▽

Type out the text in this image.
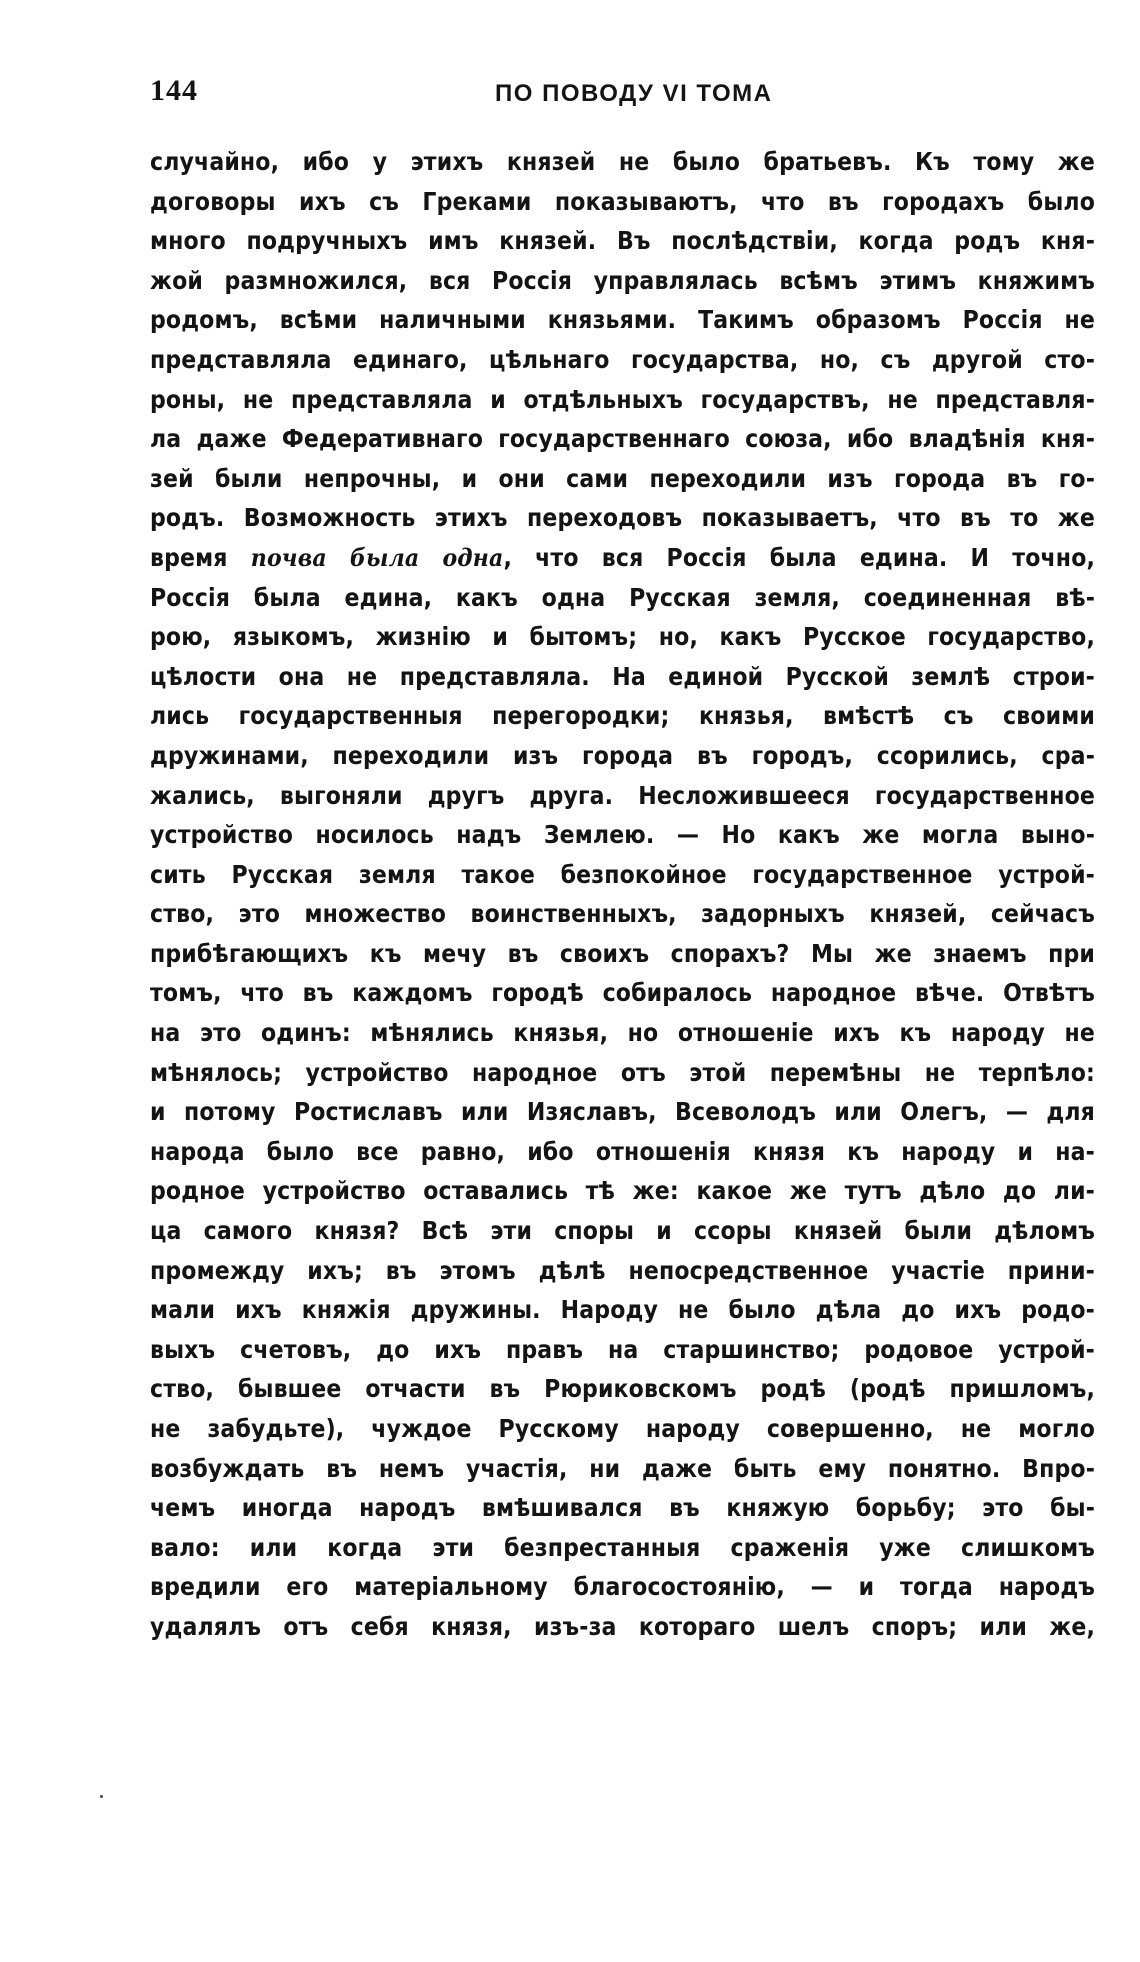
144	ПО ПОВОДУ VI ТОМА
случайно, ибо у этихъ князей не было братьевъ. Къ тому же
договоры ихъ съ Греками показываютъ, что въ городахъ было
много подручныхъ имъ князей. Въ послѣдствіи, когда родъ кня-
жой размножился, вся Россія управлялась всѣмъ этимъ княжимъ
родомъ, всѣми наличными князьями. Такимъ образомъ Россія не
представляла единаго, цѣльнаго государства, но, съ другой сто-
роны, не представляла и отдѣльныхъ государствъ, не представля-
ла даже Федеративнаго государственнаго союза, ибо владѣнія кня-
зей были непрочны, и они сами переходили изъ города въ го-
родъ. Возможность этихъ переходовъ показываетъ, что въ то же
время почва была одна, что вся Россія была едина. И точно,
Россія была едина, какъ одна Русская земля, соединенная вѣ-
рою, языкомъ, жизнію и бытомъ; но, какъ Русское государство,
цѣлости она не представляла. На единой Русской землѣ строи-
лись государственныя перегородки; князья, вмѣстѣ съ своими
дружинами, переходили изъ города въ городъ, ссорились, сра-
жались, выгоняли другъ друга. Несложившееся государственное
устройство носилось надъ Землею. — Но какъ же могла выно-
сить Русская земля такое безпокойное государственное устрой-
ство, это множество воинственныхъ, задорныхъ князей, сейчасъ
прибѣгающихъ къ мечу въ своихъ спорахъ? Мы же знаемъ при
томъ, что въ каждомъ городѣ собиралось народное вѣче. Отвѣтъ
на это одинъ: мѣнялись князья, но отношеніе ихъ къ народу не
мѣнялось; устройство народное отъ этой перемѣны не терпѣло:
и потому Ростиславъ или Изяславъ, Всеволодъ или Олегъ, — для
народа было все равно, ибо отношенія князя къ народу и на-
родное устройство оставались тѣ же: какое же тутъ дѣло до ли-
ца самого князя? Всѣ эти споры и ссоры князей были дѣломъ
промежду ихъ; въ этомъ дѣлѣ непосредственное участіе прини-
мали ихъ княжія дружины. Народу не было дѣла до ихъ родо-
выхъ счетовъ, до ихъ правъ на старшинство; родовое устрой-
ство, бывшее отчасти въ Рюриковскомъ родѣ (родѣ пришломъ,
не забудьте), чуждое Русскому народу совершенно, не могло
возбуждать въ немъ участія, ни даже быть ему понятно. Впро-
чемъ иногда народъ вмѣшивался въ княжую борьбу; это бы-
вало: или когда эти безпрестанныя сраженія уже слишкомъ
вредили его матеріальному благосостоянію, — и тогда народъ
удалялъ отъ себя князя, изъ-за котораго шелъ споръ; или же,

△

▶ [Objective]
Above are records to transcribe exactly; leave their pictures out.

▶ [Written response]
Type out the text in this image.
144	ПО ПОВОДУ VI ТОМА
случайно, ибо у этихъ князей не было братьевъ. Къ тому же
договоры ихъ съ Греками показываютъ, что въ городахъ было
много подручныхъ имъ князей. Въ послѣдствіи, когда родъ кня-
жой размножился, вся Россія управлялась всѣмъ этимъ княжимъ
родомъ, всѣми наличными князьями. Такимъ образомъ Россія не
представляла единаго, цѣльнаго государства, но, съ другой сто-
роны, не представляла и отдѣльныхъ государствъ, не представля-
ла даже Федеративнаго государственнаго союза, ибо владѣнія кня-
зей были непрочны, и они сами переходили изъ города въ го-
родъ. Возможность этихъ переходовъ показываетъ, что въ то же
время почва была одна, что вся Россія была едина. И точно,
Россія была едина, какъ одна Русская земля, соединенная вѣ-
рою, языкомъ, жизнію и бытомъ; но, какъ Русское государство,
цѣлости она не представляла. На единой Русской землѣ строи-
лись государственныя перегородки; князья, вмѣстѣ съ своими
дружинами, переходили изъ города въ городъ, ссорились, сра-
жались, выгоняли другъ друга. Несложившееся государственное
устройство носилось надъ Землею. — Но какъ же могла выно-
сить Русская земля такое безпокойное государственное устрой-
ство, это множество воинственныхъ, задорныхъ князей, сейчасъ
прибѣгающихъ къ мечу въ своихъ спорахъ? Мы же знаемъ при
томъ, что въ каждомъ городѣ собиралось народное вѣче. Отвѣтъ
на это одинъ: мѣнялись князья, но отношеніе ихъ къ народу не
мѣнялось; устройство народное отъ этой перемѣны не терпѣло:
и потому Ростиславъ или Изяславъ, Всеволодъ или Олегъ, — для
народа было все равно, ибо отношенія князя къ народу и на-
родное устройство оставались тѣ же: какое же тутъ дѣло до ли-
ца самого князя? Всѣ эти споры и ссоры князей были дѣломъ
промежду ихъ; въ этомъ дѣлѣ непосредственное участіе прини-
мали ихъ княжія дружины. Народу не было дѣла до ихъ родо-
выхъ счетовъ, до ихъ правъ на старшинство; родовое устрой-
ство, бывшее отчасти въ Рюриковскомъ родѣ (родѣ пришломъ,
не забудьте), чуждое Русскому народу совершенно, не могло
возбуждать въ немъ участія, ни даже быть ему понятно. Впро-
чемъ иногда народъ вмѣшивался въ княжую борьбу; это бы-
вало: или когда эти безпрестанныя сраженія уже слишкомъ
вредили его матеріальному благосостоянію, — и тогда народъ
удалялъ отъ себя князя, изъ-за котораго шелъ споръ; или же,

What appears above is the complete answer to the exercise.